→ **Consegna**: Nel testo sulla sicurezza sul lavoro, riporta il passo che va da "Il dato del" fino a "vertiginosamente." compreso, sostituendo "vertiginosamente" con "bruscamente".

La questione della sicurezza nei posti di
lavoro torna, di tanto in tanto, alla ribalta, magari in occasione di qualche
evento particolarmente funesto che colpisce l'opinione pubblica per la sua
gravità. Per qualche giorno i riflettori dei media restano accesi, dopodiché si
passa ad altro, in attesa del prossimo evento funesto.
Qualche mese fa, dopo una grave serie di
incidenti, tanto grave che persino i giornali, il mondo politico-istituzionale
e il Presidente della Repubblica avevano dovuto occuparsi del tema della
sicurezza nei luoghi di lavoro, PM fece un comunicato nel quale ricordava che
“di lavoro si muore sempre e non solo quando ne parla la televisione”.
Ma forse è il “destino” di questa epoca, in
cui la realtà sembra esistere solo quando viene raccontata dai mass media, solo
quando viene illuminata dai riflettori della televisione. Senza televisione non
c'è realtà. O, perlomeno, la realtà resta nella penombra, oscura, ignota,
irreale. Ecco dunque che per rendere viva questa realtà di morte, di sfruttamento,
di alienazione… che è il lavoro, accendiamo i nostri piccoli “riflettori” per
tenere vigile l'attenzione di tutti sui rischi che i lavoratori corrono ogni
giorno - non solo, appunto, quando ne parla la televisione -, e per salari da
fame.
Qualche anno fa, la teologa Adriana Zarri
sosteneva una tesi di questo tipo: tanto più il lavoro è alienante, pericoloso,
nocivo… tanto meglio dovrebbe essere retribuito, dal momento che chi già ha la
fortuna di svolgere un lavoro piacevole e soddisfacente non dovrebbe aver
bisogno di essere gratificato anche con alti stipendi.
Ecco, noi viviamo in un mondo in cui tanto
più il lavoro è piacevole, tanto meglio viene retribuito (fino al punto che chi
non lavora per niente, ma sfrutta il lavoro altrui, se la spassa nel lusso); un
mondo in cui, al contrario, tanto più il lavoro è gravoso, pericoloso, nocivo,
stressante… tanto meno viene pagato. È un paradosso ? No, è il capitalismo.
Il dato del 2006 ci parla di 1280 morti sul
lavoro, 3,5 al giorno se calcoliamo 365 giorni in un anno. Ma considerando una
media di giorni lavorati di 250 (50 settimane di 5 giorni) la media sale già a
5,12. E se a questi aggiungiamo i morti non conteggiati perché “trasparenti”
alle statistiche (non denunciati, lavoro nero, spostamenti, malattie
professionali…) ecco che il dato dei morti legati al lavoro sale
vertiginosamente.
Già, perché i lavoratori più sfortunati,
quelli che rischiano di più la vita perché precari o “a nero” in posti dove non
ci sono sindacati, né controlli delle ASL, dove il ricatto del padrone e del
capo è diretto, immediato, imprescindibile… quei lavoratori non vengono neppure
conteggiati nelle statistiche. Muoiono nella realtà, ma non nella statistica. E
la statistica è come la televisione; è un “riflettore”. Se non sei nella
statistica non esisti, non conti; anzi, non vieni contato.

→ **Dati**:
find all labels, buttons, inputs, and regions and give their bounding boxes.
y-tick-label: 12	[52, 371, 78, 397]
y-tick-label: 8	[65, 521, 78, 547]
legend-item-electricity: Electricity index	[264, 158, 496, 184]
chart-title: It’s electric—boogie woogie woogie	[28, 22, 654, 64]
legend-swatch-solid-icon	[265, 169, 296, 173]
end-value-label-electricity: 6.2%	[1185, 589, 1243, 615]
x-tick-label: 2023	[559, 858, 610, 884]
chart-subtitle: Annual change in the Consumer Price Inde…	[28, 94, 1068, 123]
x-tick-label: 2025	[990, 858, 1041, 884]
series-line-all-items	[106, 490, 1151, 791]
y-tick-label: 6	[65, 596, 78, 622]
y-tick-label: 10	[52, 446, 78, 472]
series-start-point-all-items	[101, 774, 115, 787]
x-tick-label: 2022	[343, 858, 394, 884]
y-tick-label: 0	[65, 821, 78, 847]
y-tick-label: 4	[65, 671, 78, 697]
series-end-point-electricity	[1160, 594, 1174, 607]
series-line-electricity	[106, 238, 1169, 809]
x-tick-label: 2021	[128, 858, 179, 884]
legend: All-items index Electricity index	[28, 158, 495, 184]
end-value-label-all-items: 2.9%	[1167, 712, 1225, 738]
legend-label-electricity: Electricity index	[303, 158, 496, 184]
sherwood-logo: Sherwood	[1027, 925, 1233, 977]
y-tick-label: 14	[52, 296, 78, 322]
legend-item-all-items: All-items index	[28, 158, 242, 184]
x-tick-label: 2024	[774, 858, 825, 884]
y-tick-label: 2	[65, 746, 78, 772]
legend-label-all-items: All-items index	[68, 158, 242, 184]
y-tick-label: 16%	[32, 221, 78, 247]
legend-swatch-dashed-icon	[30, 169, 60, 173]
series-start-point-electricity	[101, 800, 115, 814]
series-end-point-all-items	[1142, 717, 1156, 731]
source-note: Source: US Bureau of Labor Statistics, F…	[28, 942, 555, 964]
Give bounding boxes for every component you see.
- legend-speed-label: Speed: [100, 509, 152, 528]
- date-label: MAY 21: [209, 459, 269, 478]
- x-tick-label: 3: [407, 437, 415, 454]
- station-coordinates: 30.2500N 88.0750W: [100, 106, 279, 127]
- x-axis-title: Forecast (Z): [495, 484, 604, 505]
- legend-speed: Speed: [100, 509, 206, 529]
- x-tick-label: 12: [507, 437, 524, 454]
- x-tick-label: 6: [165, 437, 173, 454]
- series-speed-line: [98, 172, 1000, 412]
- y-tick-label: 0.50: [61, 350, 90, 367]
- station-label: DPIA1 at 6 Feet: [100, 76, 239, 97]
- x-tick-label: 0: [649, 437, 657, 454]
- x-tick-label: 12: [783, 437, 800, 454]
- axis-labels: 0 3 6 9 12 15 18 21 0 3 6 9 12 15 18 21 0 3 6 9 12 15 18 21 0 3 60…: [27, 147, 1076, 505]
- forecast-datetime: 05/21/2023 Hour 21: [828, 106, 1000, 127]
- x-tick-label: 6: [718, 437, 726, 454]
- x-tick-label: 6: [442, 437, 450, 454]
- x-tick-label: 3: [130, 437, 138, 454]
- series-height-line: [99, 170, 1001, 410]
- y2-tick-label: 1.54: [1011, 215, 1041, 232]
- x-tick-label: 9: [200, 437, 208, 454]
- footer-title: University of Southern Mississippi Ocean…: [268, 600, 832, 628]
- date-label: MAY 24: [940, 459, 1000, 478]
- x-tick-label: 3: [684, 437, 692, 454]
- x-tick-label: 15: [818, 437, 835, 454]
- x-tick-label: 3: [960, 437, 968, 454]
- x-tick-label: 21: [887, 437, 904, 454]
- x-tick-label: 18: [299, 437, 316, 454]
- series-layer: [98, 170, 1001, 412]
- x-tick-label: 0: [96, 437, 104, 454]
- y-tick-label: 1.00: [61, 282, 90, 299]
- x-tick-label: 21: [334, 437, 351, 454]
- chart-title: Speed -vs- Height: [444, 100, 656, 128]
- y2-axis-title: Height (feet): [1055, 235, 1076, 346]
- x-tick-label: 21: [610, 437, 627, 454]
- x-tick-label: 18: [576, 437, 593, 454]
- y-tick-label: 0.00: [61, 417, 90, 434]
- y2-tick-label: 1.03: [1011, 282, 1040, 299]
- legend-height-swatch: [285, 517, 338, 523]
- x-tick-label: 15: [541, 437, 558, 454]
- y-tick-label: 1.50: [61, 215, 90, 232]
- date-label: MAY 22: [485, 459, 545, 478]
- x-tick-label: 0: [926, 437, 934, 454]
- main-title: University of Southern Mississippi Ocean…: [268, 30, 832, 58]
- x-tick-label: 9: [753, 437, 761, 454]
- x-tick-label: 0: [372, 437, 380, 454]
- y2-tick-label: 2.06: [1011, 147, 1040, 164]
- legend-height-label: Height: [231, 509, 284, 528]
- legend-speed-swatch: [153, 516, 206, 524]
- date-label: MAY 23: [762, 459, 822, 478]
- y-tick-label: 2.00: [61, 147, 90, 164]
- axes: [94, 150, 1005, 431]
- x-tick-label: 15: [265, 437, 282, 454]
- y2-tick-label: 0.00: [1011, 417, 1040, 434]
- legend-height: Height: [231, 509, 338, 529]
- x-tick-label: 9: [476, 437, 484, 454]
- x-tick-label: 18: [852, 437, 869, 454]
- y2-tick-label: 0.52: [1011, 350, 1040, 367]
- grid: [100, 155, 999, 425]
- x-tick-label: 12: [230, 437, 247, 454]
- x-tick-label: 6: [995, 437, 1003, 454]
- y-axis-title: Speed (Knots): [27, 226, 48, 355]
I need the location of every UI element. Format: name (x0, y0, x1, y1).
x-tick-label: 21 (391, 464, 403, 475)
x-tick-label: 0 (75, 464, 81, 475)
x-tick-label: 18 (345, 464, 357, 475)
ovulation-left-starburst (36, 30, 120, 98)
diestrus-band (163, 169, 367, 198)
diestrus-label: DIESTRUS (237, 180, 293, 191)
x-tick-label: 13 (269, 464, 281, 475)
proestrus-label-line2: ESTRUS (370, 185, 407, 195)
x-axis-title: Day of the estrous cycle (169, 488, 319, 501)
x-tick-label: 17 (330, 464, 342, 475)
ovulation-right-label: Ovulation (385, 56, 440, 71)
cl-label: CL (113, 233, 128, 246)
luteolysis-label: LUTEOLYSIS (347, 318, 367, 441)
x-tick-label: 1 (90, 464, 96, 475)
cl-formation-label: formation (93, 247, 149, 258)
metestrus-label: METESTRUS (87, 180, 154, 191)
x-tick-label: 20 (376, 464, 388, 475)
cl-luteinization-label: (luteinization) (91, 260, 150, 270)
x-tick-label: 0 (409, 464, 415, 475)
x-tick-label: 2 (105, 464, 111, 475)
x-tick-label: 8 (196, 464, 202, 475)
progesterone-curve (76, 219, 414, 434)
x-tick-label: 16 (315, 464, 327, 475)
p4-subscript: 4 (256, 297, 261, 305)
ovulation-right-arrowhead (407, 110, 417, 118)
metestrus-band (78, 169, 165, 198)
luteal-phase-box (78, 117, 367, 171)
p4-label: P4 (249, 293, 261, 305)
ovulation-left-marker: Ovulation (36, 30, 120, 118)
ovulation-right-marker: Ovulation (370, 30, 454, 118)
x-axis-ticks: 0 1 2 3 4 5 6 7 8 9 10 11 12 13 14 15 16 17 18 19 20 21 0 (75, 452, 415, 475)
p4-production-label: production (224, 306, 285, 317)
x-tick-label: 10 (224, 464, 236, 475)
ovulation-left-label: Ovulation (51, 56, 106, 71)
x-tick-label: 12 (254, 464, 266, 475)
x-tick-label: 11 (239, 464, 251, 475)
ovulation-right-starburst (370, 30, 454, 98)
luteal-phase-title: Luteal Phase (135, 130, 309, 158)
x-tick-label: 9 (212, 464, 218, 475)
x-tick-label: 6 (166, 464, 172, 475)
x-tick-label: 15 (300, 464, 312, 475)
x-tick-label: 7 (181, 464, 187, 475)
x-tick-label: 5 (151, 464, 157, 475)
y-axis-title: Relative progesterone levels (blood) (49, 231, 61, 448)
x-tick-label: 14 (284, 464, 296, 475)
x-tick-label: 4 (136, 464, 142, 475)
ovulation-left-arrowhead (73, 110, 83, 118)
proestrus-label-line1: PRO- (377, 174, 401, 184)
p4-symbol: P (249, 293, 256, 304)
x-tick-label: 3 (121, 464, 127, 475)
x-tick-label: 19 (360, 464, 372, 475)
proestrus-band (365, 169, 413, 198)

→ **Risposta**:
Il dato del 2006 ci parla di 1280 morti sul
lavoro, 3,5 al giorno se calcoliamo 365 giorni in un anno. Ma considerando una
media di giorni lavorati di 250 (50 settimane di 5 giorni) la media sale già a
5,12. E se a questi aggiungiamo i morti non conteggiati perché “trasparenti”
alle statistiche (non denunciati, lavoro nero, spostamenti, malattie
professionali…) ecco che il dato dei morti legati al lavoro sale
bruscamente.